Will you write out all the entries below exactly?

^^^^^^^^^^^^^^^^

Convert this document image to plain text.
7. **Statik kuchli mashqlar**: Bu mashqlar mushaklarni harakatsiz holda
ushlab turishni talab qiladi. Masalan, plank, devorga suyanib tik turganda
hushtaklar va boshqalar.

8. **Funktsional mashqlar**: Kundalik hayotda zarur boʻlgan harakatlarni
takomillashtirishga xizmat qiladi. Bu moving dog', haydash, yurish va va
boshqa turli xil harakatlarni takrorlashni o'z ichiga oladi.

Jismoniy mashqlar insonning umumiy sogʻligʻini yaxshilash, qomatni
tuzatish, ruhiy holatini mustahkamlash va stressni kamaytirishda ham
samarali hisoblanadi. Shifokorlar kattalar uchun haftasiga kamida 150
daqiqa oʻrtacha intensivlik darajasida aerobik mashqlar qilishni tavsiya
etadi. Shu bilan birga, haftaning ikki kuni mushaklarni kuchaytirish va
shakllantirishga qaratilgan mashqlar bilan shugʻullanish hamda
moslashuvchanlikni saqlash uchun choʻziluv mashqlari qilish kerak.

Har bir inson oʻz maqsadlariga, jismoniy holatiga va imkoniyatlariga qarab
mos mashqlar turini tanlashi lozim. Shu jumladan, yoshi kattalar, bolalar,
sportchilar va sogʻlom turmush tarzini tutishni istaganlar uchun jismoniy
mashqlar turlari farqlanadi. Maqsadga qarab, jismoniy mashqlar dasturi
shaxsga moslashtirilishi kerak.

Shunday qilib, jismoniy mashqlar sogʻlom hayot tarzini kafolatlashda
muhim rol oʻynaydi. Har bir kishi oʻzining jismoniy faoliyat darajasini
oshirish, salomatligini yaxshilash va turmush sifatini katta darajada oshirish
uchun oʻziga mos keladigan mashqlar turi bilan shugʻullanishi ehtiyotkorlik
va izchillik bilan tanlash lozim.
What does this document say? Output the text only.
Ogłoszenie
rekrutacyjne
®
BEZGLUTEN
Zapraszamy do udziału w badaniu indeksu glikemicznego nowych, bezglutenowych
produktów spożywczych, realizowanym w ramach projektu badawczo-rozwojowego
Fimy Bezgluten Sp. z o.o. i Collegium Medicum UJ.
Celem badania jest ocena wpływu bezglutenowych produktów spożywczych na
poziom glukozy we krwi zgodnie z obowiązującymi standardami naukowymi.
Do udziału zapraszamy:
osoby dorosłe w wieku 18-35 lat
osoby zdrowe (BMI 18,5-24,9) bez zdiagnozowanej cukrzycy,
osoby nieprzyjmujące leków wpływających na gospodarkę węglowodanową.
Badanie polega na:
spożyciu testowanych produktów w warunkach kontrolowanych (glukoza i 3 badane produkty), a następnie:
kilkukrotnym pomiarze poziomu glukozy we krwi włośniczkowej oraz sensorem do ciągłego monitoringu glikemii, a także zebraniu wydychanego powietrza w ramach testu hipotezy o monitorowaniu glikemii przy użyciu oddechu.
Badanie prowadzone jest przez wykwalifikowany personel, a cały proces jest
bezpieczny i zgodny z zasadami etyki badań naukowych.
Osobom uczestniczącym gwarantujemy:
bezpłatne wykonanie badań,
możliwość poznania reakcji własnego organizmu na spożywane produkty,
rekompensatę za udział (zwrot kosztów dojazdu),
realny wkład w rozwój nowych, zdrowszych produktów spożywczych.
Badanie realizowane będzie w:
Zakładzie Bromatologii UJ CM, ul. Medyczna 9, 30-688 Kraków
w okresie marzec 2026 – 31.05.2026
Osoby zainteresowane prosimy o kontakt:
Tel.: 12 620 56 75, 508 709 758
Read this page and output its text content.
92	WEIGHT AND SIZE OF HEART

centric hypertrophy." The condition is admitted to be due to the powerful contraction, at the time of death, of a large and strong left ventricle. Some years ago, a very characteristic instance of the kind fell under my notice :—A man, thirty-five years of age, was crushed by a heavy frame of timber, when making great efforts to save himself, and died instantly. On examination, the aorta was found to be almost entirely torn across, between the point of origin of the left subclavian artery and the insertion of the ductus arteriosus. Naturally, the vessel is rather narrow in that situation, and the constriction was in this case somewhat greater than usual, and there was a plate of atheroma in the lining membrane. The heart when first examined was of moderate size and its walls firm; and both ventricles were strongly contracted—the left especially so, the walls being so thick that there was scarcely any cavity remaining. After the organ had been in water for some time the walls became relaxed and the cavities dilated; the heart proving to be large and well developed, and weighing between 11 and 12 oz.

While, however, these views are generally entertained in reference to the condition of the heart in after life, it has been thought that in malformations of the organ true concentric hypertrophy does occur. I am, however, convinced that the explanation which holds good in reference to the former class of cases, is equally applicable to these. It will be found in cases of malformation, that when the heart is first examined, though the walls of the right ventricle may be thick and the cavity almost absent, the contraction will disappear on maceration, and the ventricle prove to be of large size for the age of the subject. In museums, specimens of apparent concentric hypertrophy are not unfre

^^^^^^^^^^^^^^^^

◆ Output for this exercise ◆
Convert this document image to plain text.
7. **Statik kuchli mashqlar**: Bu mashqlar mushaklarni harakatsiz holda
ushlab turishni talab qiladi. Masalan, plank, devorga suyanib tik turganda
hushtaklar va boshqalar.

8. **Funktsional mashqlar**: Kundalik hayotda zarur boʻlgan harakatlarni
takomillashtirishga xizmat qiladi. Bu moving dog', haydash, yurish va va
boshqa turli xil harakatlarni takrorlashni o'z ichiga oladi.

Jismoniy mashqlar insonning umumiy sogʻligʻini yaxshilash, qomatni
tuzatish, ruhiy holatini mustahkamlash va stressni kamaytirishda ham
samarali hisoblanadi. Shifokorlar kattalar uchun haftasiga kamida 150
daqiqa oʻrtacha intensivlik darajasida aerobik mashqlar qilishni tavsiya
etadi. Shu bilan birga, haftaning ikki kuni mushaklarni kuchaytirish va
shakllantirishga qaratilgan mashqlar bilan shugʻullanish hamda
moslashuvchanlikni saqlash uchun choʻziluv mashqlari qilish kerak.

Har bir inson oʻz maqsadlariga, jismoniy holatiga va imkoniyatlariga qarab
mos mashqlar turini tanlashi lozim. Shu jumladan, yoshi kattalar, bolalar,
sportchilar va sogʻlom turmush tarzini tutishni istaganlar uchun jismoniy
mashqlar turlari farqlanadi. Maqsadga qarab, jismoniy mashqlar dasturi
shaxsga moslashtirilishi kerak.

Shunday qilib, jismoniy mashqlar sogʻlom hayot tarzini kafolatlashda
muhim rol oʻynaydi. Har bir kishi oʻzining jismoniy faoliyat darajasini
oshirish, salomatligini yaxshilash va turmush sifatini katta darajada oshirish
uchun oʻziga mos keladigan mashqlar turi bilan shugʻullanishi ehtiyotkorlik
va izchillik bilan tanlash lozim.
What does this document say? Output the text only.
Ogłoszenie
rekrutacyjne
®
BEZGLUTEN
Zapraszamy do udziału w badaniu indeksu glikemicznego nowych, bezglutenowych
produktów spożywczych, realizowanym w ramach projektu badawczo-rozwojowego
Fimy Bezgluten Sp. z o.o. i Collegium Medicum UJ.
Celem badania jest ocena wpływu bezglutenowych produktów spożywczych na
poziom glukozy we krwi zgodnie z obowiązującymi standardami naukowymi.
Do udziału zapraszamy:
osoby dorosłe w wieku 18-35 lat
osoby zdrowe (BMI 18,5-24,9) bez zdiagnozowanej cukrzycy,
osoby nieprzyjmujące leków wpływających na gospodarkę węglowodanową.
Badanie polega na:
spożyciu testowanych produktów w warunkach kontrolowanych (glukoza i 3 badane produkty), a następnie:
kilkukrotnym pomiarze poziomu glukozy we krwi włośniczkowej oraz sensorem do ciągłego monitoringu glikemii, a także zebraniu wydychanego powietrza w ramach testu hipotezy o monitorowaniu glikemii przy użyciu oddechu.
Badanie prowadzone jest przez wykwalifikowany personel, a cały proces jest
bezpieczny i zgodny z zasadami etyki badań naukowych.
Osobom uczestniczącym gwarantujemy:
bezpłatne wykonanie badań,
możliwość poznania reakcji własnego organizmu na spożywane produkty,
rekompensatę za udział (zwrot kosztów dojazdu),
realny wkład w rozwój nowych, zdrowszych produktów spożywczych.
Badanie realizowane będzie w:
Zakładzie Bromatologii UJ CM, ul. Medyczna 9, 30-688 Kraków
w okresie marzec 2026 – 31.05.2026
Osoby zainteresowane prosimy o kontakt:
Tel.: 12 620 56 75, 508 709 758
Read this page and output its text content.
92	WEIGHT AND SIZE OF HEART

centric hypertrophy." The condition is admitted to be due to the powerful contraction, at the time of death, of a large and strong left ventricle. Some years ago, a very characteristic instance of the kind fell under my notice :—A man, thirty-five years of age, was crushed by a heavy frame of timber, when making great efforts to save himself, and died instantly. On examination, the aorta was found to be almost entirely torn across, between the point of origin of the left subclavian artery and the insertion of the ductus arteriosus. Naturally, the vessel is rather narrow in that situation, and the constriction was in this case somewhat greater than usual, and there was a plate of atheroma in the lining membrane. The heart when first examined was of moderate size and its walls firm; and both ventricles were strongly contracted—the left especially so, the walls being so thick that there was scarcely any cavity remaining. After the organ had been in water for some time the walls became relaxed and the cavities dilated; the heart proving to be large and well developed, and weighing between 11 and 12 oz.

While, however, these views are generally entertained in reference to the condition of the heart in after life, it has been thought that in malformations of the organ true concentric hypertrophy does occur. I am, however, convinced that the explanation which holds good in reference to the former class of cases, is equally applicable to these. It will be found in cases of malformation, that when the heart is first examined, though the walls of the right ventricle may be thick and the cavity almost absent, the contraction will disappear on maceration, and the ventricle prove to be of large size for the age of the subject. In museums, specimens of apparent concentric hypertrophy are not unfre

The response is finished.